Extract to read
▬▬▬▬▬▬▬▬▬▬

Yes.  Yes.  Scroll up.  Disagreed.  You refused to bet which tells me you are afraid of losing....and we both know why.


----------



## WinterBorn (Sep 19, 2016)

Divine.Wind said:


> WinterBorn said:
> 
> 
> > ...I have not whined about how my lifestyle is portrayed.....
> ...



Well before you offered the bet, I challenged you to provide evidence of the claim you have made repeatedly.  You refuse.  That speaks volumes.

You came into a thread about the second 50 Shades video, and made ridiculous claims.  Then you got pissy when you were corrected.  It has been laughable since then.


----------



## Divine Wind (Sep 19, 2016)

WinterBorn said:


> *Well before you offered the bet, I challenged you to provide evidence of the claim you have made repeatedly.  You refuse.  That speaks volumes.*
> 
> You came into a thread about the second 50 Shades video, and made ridiculous claims.  Then you got pissy when you were corrected.  It has been laughable since then.


Translation:  _No, I won't take a bet I know I'd lose.  Why didn't you respond to the false statement I made against you? _

What's my ridiculous claim?  That the relationship in the movie "Fifty Shades Darker" is Sadomasochistic? 

The Only Redeeming Thing About The Fifty Shades Darker Trailer Is Miguel’s Beyoncé Cover | SPIN
_Next Valentine's Day weekend, Fifty Shades of Grey is getting a sequel hotly anticipated by no one you should bother hanging out with. The upcoming entry of the *sadomasochistic* horror series, titled Fifty Shades Darker, will feature more sadomasochism, more mysterious white guy stares, yachts, and plenty more zest._

Speed Read: 12 Naughty Bits From ‘50 Shades Darker’
_The media frenzy over 50 Shades of Grey’s *sadomasochistic *antics and hackneyed narrative has subsided, but the trilogy continues to top bestseller lists and bedside tables_.


----------



## WinterBorn (Sep 19, 2016)

Divine.Wind said:


> Darkwind said:
> 
> 
> > I'm thinking he is confused because the entire lifestyle always gets lumped in with a "BDSM" label.   D/s lifestyle, as you say, is part of the label, but separate from the S&M....but often incorporates some bondage.
> ...



And this was you back pedaling too


----------



## WinterBorn (Sep 19, 2016)

Divine.Wind said:


> WinterBorn said:
> 
> 
> > And the term BDSM is simply grouping 3 things together.    Having them in the same basic group is not the same as saying D/s is S&M.
> ...



Yes, you did say D/s is S&M.  Try remembering what you post.


----------



## WinterBorn (Sep 19, 2016)

Divine.Wind said:


> WinterBorn said:
> 
> 
> > *Well before you offered the bet, I challenged you to provide evidence of the claim you have made repeatedly.  You refuse.  That speaks volumes.*
> ...

▬▬▬▬▬▬▬▬▬▬

Carry on the forum thread about Fifty Shades Darker from the point where it stops. The material that comes next is separate from the forum thread about Fifty Shades Darker.

Given information

▬▬▬▬▬▬▬▬▬▬

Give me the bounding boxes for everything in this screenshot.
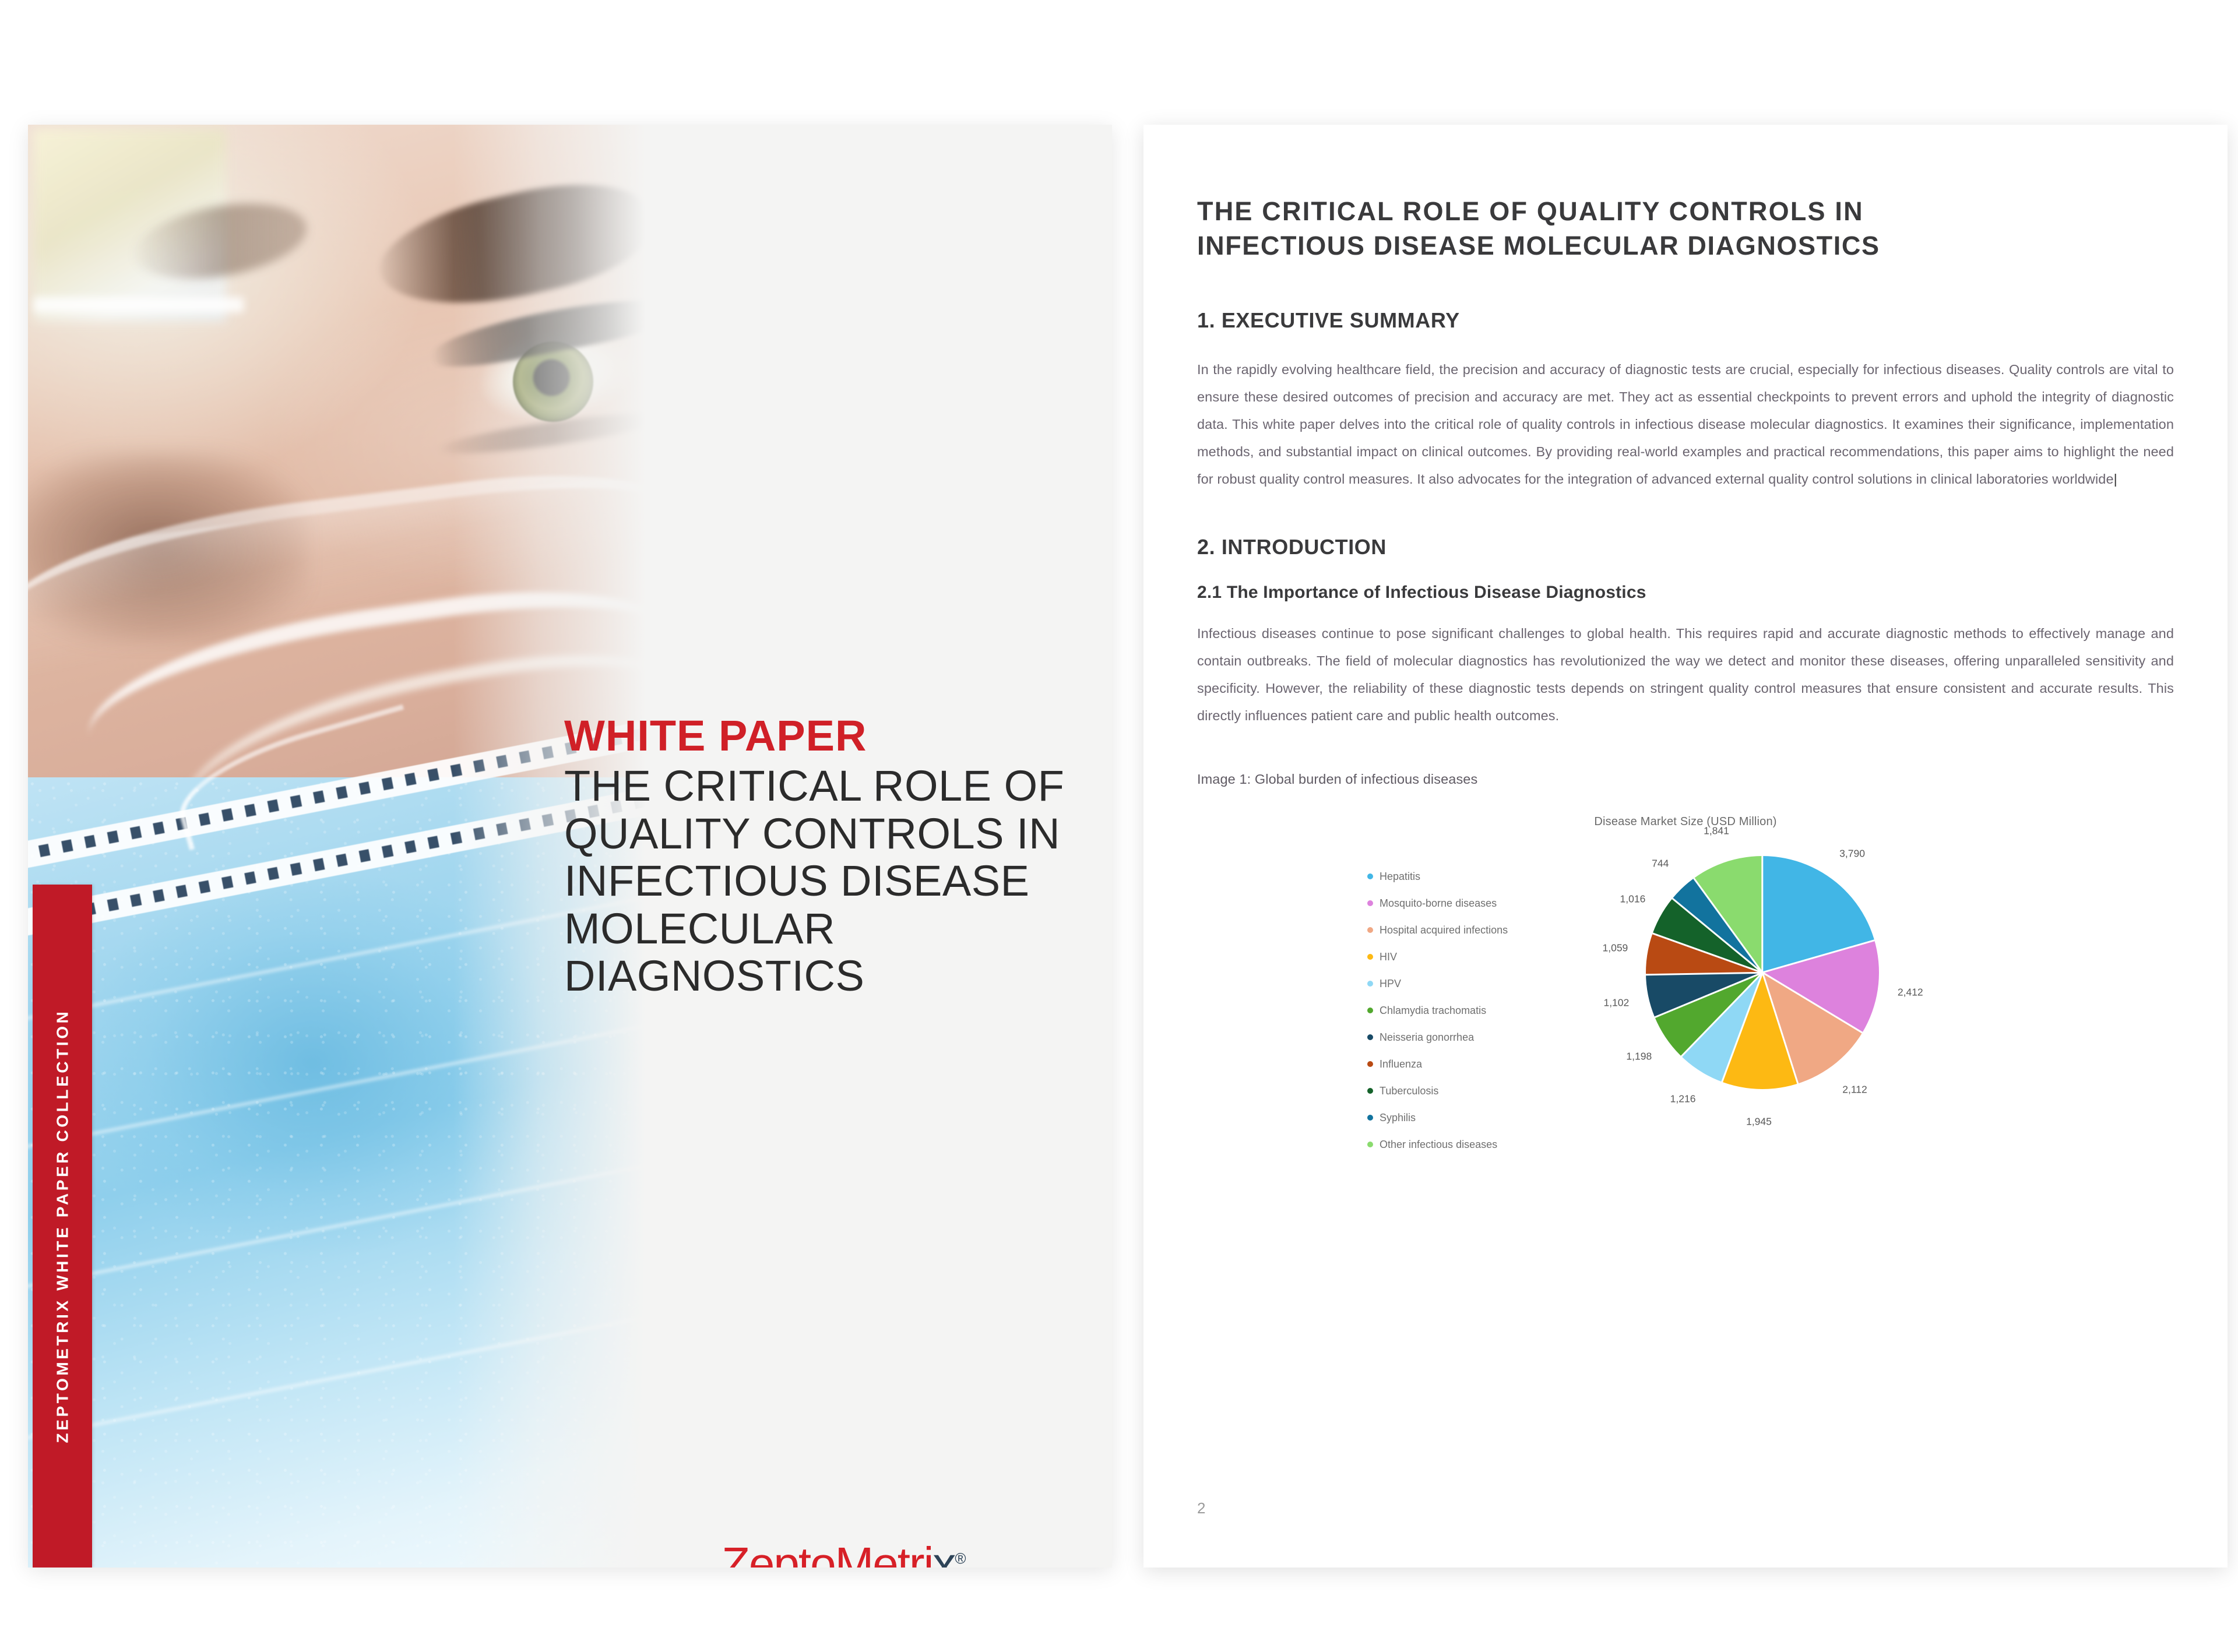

▬▬▬▬▬▬▬▬▬▬

Expected answer
Nice try at moving the goal posts.    You said D/s is S&M.   Then back pedaled.


----------



## Divine Wind (Sep 19, 2016)

Dominance and submission - Wikipedia, the free encyclopedia

_*Dominance and submission* (also called *D/s*) is a set of behaviors, customs, and rituals involving the submission of one person to another in an erotic episode or lifestyle. *It is a subset of BDSM.*_


----------



## G.T. (Sep 19, 2016)

u 2 dudes arguing about this is a tittybit weird maybe


----------



## WinterBorn (Sep 19, 2016)

Divine.Wind said:


> Dominance and submission - Wikipedia, the free encyclopedia
> 
> _*Dominance and submission* (also called *D/s*) is a set of behaviors, customs, and rituals involving the submission of one person to another in an erotic episode or lifestyle. *It is a subset of BDSM.*_



Yes, it is a subset of BDSM.   I never argued it wasn't.    I argued it is not S&M.   I already gave you the definition of BDSM.   

BTW, Sado-Masochism is a subset of BDSM as well.  

You keep dancing away from the fact that you claimed D/s is S&M.


----------



## WinterBorn (Sep 19, 2016)

G.T. said:


> u 2 dudes arguing about this is a tittybit weird maybe



We are discussing a topic, not having sex.   If discussing a topic is weird, you have issues.


----------



## Divine Wind (Sep 19, 2016)

G.T. said:


> u 2 dudes arguing about this is a tittybit weird maybe


LOL.  

It's entertaining that I'm getting under the leather panties of the Whips and Chains crowd.


----------



## G.T. (Sep 19, 2016)

WinterBorn said:


> G.T. said:
> 
> 
> > u 2 dudes arguing about this is a tittybit weird maybe
> ...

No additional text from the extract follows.